What needs to be done:
Search the material for the string "JSON", then return every line where it is found.

-----

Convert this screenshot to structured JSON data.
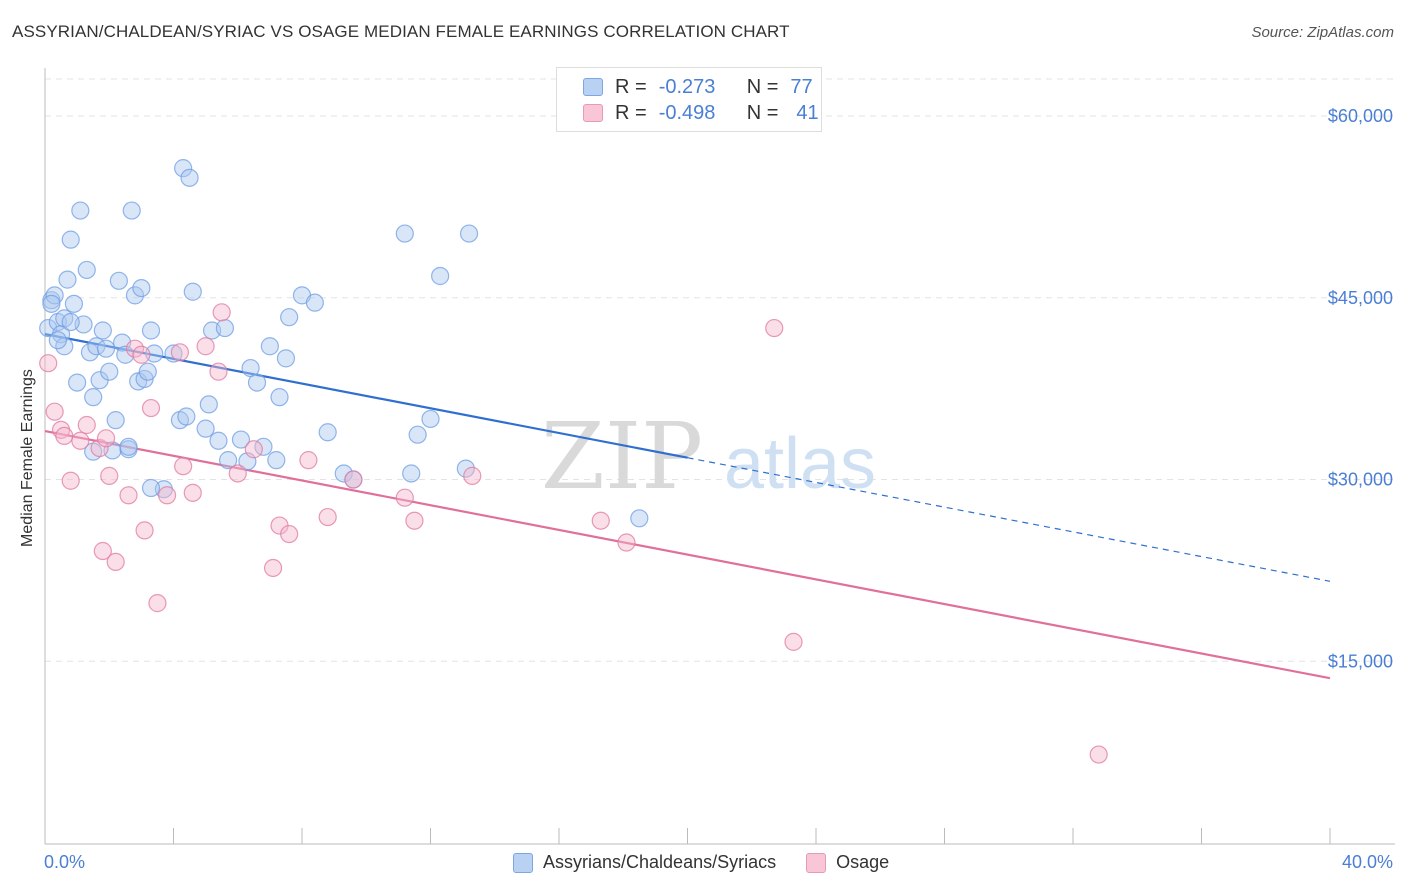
{
  "header": {
    "title": "ASSYRIAN/CHALDEAN/SYRIAC VS OSAGE MEDIAN FEMALE EARNINGS CORRELATION CHART",
    "source": "Source: ZipAtlas.com"
  },
  "watermark": {
    "zip": "ZIP",
    "atlas": "atlas"
  },
  "legend": {
    "r_label": "R =",
    "n_label": "N =",
    "rows": [
      {
        "r": "-0.273",
        "n": "77"
      },
      {
        "r": "-0.498",
        "n": "41"
      }
    ]
  },
  "chart_data": {
    "type": "scatter",
    "ylabel": "Median Female Earnings",
    "x_tick_labels": {
      "min": "0.0%",
      "max": "40.0%"
    },
    "xlim": [
      0,
      40
    ],
    "ylim": [
      0,
      63000
    ],
    "y_ticks": [
      {
        "value": 15000,
        "label": "$15,000"
      },
      {
        "value": 30000,
        "label": "$30,000"
      },
      {
        "value": 45000,
        "label": "$45,000"
      },
      {
        "value": 60000,
        "label": "$60,000"
      }
    ],
    "grid": true,
    "series": [
      {
        "name": "Assyrians/Chaldeans/Syriacs",
        "color": "#6f9de4",
        "fill": "#aac8f0",
        "trendline": {
          "x": [
            0,
            20
          ],
          "y": [
            42000,
            31800
          ],
          "dashed_to": {
            "x": 40,
            "y": 21600
          }
        },
        "points": [
          [
            0.1,
            42500
          ],
          [
            0.2,
            44800
          ],
          [
            0.3,
            45200
          ],
          [
            0.4,
            43000
          ],
          [
            0.5,
            42000
          ],
          [
            0.6,
            41000
          ],
          [
            0.7,
            46500
          ],
          [
            0.8,
            49800
          ],
          [
            0.9,
            44500
          ],
          [
            1.0,
            38000
          ],
          [
            1.1,
            52200
          ],
          [
            1.2,
            42800
          ],
          [
            1.3,
            47300
          ],
          [
            1.4,
            40500
          ],
          [
            1.5,
            36800
          ],
          [
            1.6,
            41000
          ],
          [
            1.7,
            38200
          ],
          [
            1.8,
            42300
          ],
          [
            1.9,
            40800
          ],
          [
            2.0,
            38900
          ],
          [
            2.1,
            32400
          ],
          [
            2.2,
            34900
          ],
          [
            2.3,
            46400
          ],
          [
            2.4,
            41300
          ],
          [
            2.5,
            40300
          ],
          [
            2.6,
            32500
          ],
          [
            2.7,
            52200
          ],
          [
            2.8,
            45200
          ],
          [
            2.9,
            38100
          ],
          [
            3.0,
            45800
          ],
          [
            3.1,
            38300
          ],
          [
            3.2,
            38900
          ],
          [
            3.3,
            42300
          ],
          [
            3.4,
            40400
          ],
          [
            3.7,
            29200
          ],
          [
            4.0,
            40400
          ],
          [
            4.2,
            34900
          ],
          [
            4.3,
            55700
          ],
          [
            4.4,
            35200
          ],
          [
            4.5,
            54900
          ],
          [
            4.6,
            45500
          ],
          [
            5.0,
            34200
          ],
          [
            5.2,
            42300
          ],
          [
            5.4,
            33200
          ],
          [
            5.6,
            42500
          ],
          [
            5.7,
            31600
          ],
          [
            6.1,
            33300
          ],
          [
            6.4,
            39200
          ],
          [
            6.6,
            38000
          ],
          [
            6.8,
            32700
          ],
          [
            7.0,
            41000
          ],
          [
            7.2,
            31600
          ],
          [
            7.3,
            36800
          ],
          [
            7.5,
            40000
          ],
          [
            7.6,
            43400
          ],
          [
            8.0,
            45200
          ],
          [
            8.4,
            44600
          ],
          [
            8.8,
            33900
          ],
          [
            9.3,
            30500
          ],
          [
            11.4,
            30500
          ],
          [
            11.6,
            33700
          ],
          [
            12.0,
            35000
          ],
          [
            12.3,
            46800
          ],
          [
            11.2,
            50300
          ],
          [
            13.1,
            30900
          ],
          [
            13.2,
            50300
          ],
          [
            18.5,
            26800
          ],
          [
            0.2,
            44500
          ],
          [
            0.4,
            41500
          ],
          [
            0.6,
            43300
          ],
          [
            0.8,
            43000
          ],
          [
            1.5,
            32300
          ],
          [
            2.6,
            32700
          ],
          [
            3.3,
            29300
          ],
          [
            5.1,
            36200
          ],
          [
            6.3,
            31500
          ],
          [
            9.6,
            30000
          ]
        ]
      },
      {
        "name": "Osage",
        "color": "#e07aa0",
        "fill": "#f4b6cb",
        "trendline": {
          "x": [
            0,
            40
          ],
          "y": [
            34000,
            13600
          ]
        },
        "points": [
          [
            0.1,
            39600
          ],
          [
            0.3,
            35600
          ],
          [
            0.5,
            34100
          ],
          [
            0.6,
            33600
          ],
          [
            0.8,
            29900
          ],
          [
            1.1,
            33200
          ],
          [
            1.3,
            34500
          ],
          [
            1.7,
            32600
          ],
          [
            1.8,
            24100
          ],
          [
            2.0,
            30300
          ],
          [
            2.2,
            23200
          ],
          [
            2.6,
            28700
          ],
          [
            2.8,
            40800
          ],
          [
            3.0,
            40300
          ],
          [
            3.1,
            25800
          ],
          [
            3.3,
            35900
          ],
          [
            3.5,
            19800
          ],
          [
            3.8,
            28700
          ],
          [
            4.2,
            40500
          ],
          [
            4.3,
            31100
          ],
          [
            4.6,
            28900
          ],
          [
            5.0,
            41000
          ],
          [
            5.4,
            38900
          ],
          [
            5.5,
            43800
          ],
          [
            6.0,
            30500
          ],
          [
            6.5,
            32500
          ],
          [
            7.1,
            22700
          ],
          [
            7.3,
            26200
          ],
          [
            7.6,
            25500
          ],
          [
            8.2,
            31600
          ],
          [
            8.8,
            26900
          ],
          [
            9.6,
            30000
          ],
          [
            11.2,
            28500
          ],
          [
            11.5,
            26600
          ],
          [
            13.3,
            30300
          ],
          [
            17.3,
            26600
          ],
          [
            18.1,
            24800
          ],
          [
            22.7,
            42500
          ],
          [
            23.3,
            16600
          ],
          [
            32.8,
            7300
          ],
          [
            1.9,
            33400
          ]
        ]
      }
    ]
  }
}
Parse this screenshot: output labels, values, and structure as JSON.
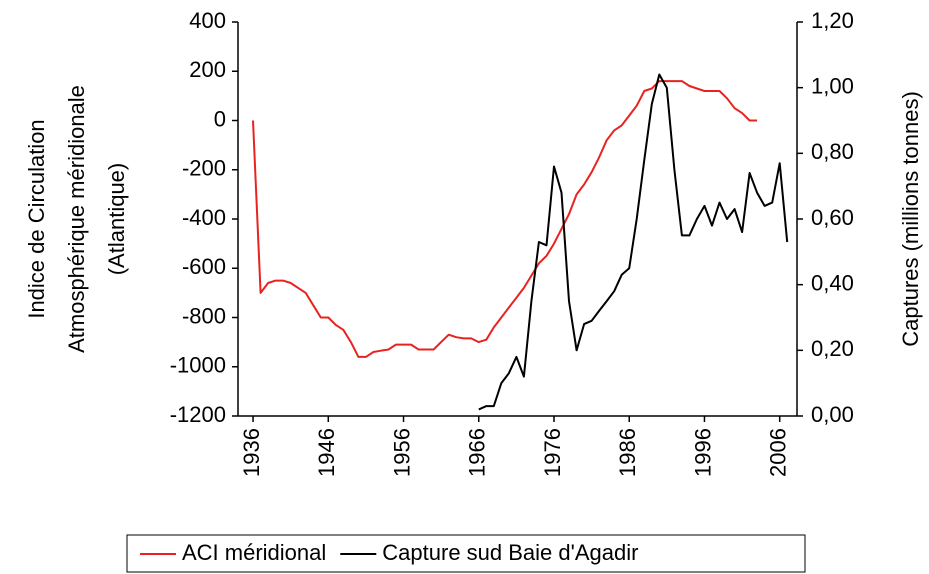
{
  "chart_data": {
    "type": "line",
    "ylabel": [
      "Indice de Circulation",
      "Atmosphérique méridionale",
      "(Atlantique)"
    ],
    "y2label": "Captures (millions tonnes)",
    "xlim": [
      1934,
      2008.3
    ],
    "xticks": [
      1936,
      1946,
      1956,
      1966,
      1976,
      1986,
      1996,
      2006
    ],
    "ylim": [
      -1200,
      400
    ],
    "yticks": [
      -1200,
      -1000,
      -800,
      -600,
      -400,
      -200,
      0,
      200,
      400
    ],
    "y2lim": [
      0,
      1.2
    ],
    "y2ticks": [
      {
        "value": 0,
        "label": "0,00"
      },
      {
        "value": 0.2,
        "label": "0,20"
      },
      {
        "value": 0.4,
        "label": "0,40"
      },
      {
        "value": 0.6,
        "label": "0,60"
      },
      {
        "value": 0.8,
        "label": "0,80"
      },
      {
        "value": 1.0,
        "label": "1,00"
      },
      {
        "value": 1.2,
        "label": "1,20"
      }
    ],
    "series": [
      {
        "name": "ACI méridional",
        "color": "#e8231f",
        "x": [
          1936,
          1937,
          1938,
          1939,
          1940,
          1941,
          1942,
          1943,
          1944,
          1945,
          1946,
          1947,
          1948,
          1949,
          1950,
          1951,
          1952,
          1953,
          1954,
          1955,
          1956,
          1957,
          1958,
          1959,
          1960,
          1961,
          1962,
          1963,
          1964,
          1965,
          1966,
          1967,
          1968,
          1969,
          1970,
          1971,
          1972,
          1973,
          1974,
          1975,
          1976,
          1977,
          1978,
          1979,
          1980,
          1981,
          1982,
          1983,
          1984,
          1985,
          1986,
          1987,
          1988,
          1989,
          1990,
          1991,
          1992,
          1993,
          1994,
          1995,
          1996,
          1997,
          1998,
          1999,
          2000,
          2001,
          2002,
          2003
        ],
        "values": [
          0,
          -700,
          -660,
          -650,
          -650,
          -660,
          -680,
          -700,
          -750,
          -800,
          -800,
          -830,
          -850,
          -900,
          -960,
          -960,
          -940,
          -935,
          -930,
          -910,
          -910,
          -910,
          -930,
          -930,
          -930,
          -900,
          -870,
          -880,
          -885,
          -885,
          -900,
          -890,
          -840,
          -800,
          -760,
          -720,
          -680,
          -630,
          -580,
          -550,
          -500,
          -440,
          -380,
          -300,
          -260,
          -210,
          -150,
          -80,
          -40,
          -20,
          20,
          60,
          120,
          130,
          160,
          160,
          160,
          160,
          140,
          130,
          120,
          120,
          120,
          90,
          50,
          30,
          0,
          0
        ]
      },
      {
        "name": "Capture sud Baie d'Agadir",
        "color": "#000000",
        "axis": "y2",
        "x": [
          1966,
          1967,
          1968,
          1969,
          1970,
          1971,
          1972,
          1973,
          1974,
          1975,
          1976,
          1977,
          1978,
          1979,
          1980,
          1981,
          1982,
          1983,
          1984,
          1985,
          1986,
          1987,
          1988,
          1989,
          1990,
          1991,
          1992,
          1993,
          1994,
          1995,
          1996,
          1997,
          1998,
          1999,
          2000,
          2001,
          2002,
          2003,
          2004,
          2005,
          2006,
          2007
        ],
        "values": [
          0.02,
          0.03,
          0.03,
          0.1,
          0.13,
          0.18,
          0.12,
          0.35,
          0.53,
          0.52,
          0.76,
          0.68,
          0.35,
          0.2,
          0.28,
          0.29,
          0.32,
          0.35,
          0.38,
          0.43,
          0.45,
          0.6,
          0.78,
          0.95,
          1.04,
          1.0,
          0.75,
          0.55,
          0.55,
          0.6,
          0.64,
          0.58,
          0.65,
          0.6,
          0.63,
          0.56,
          0.74,
          0.68,
          0.64,
          0.65,
          0.77,
          0.53
        ]
      }
    ]
  }
}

-----

Answer to this task:
Convert this screenshot to structured JSON data.
Parse this screenshot: output labels, values, and structure as JSON.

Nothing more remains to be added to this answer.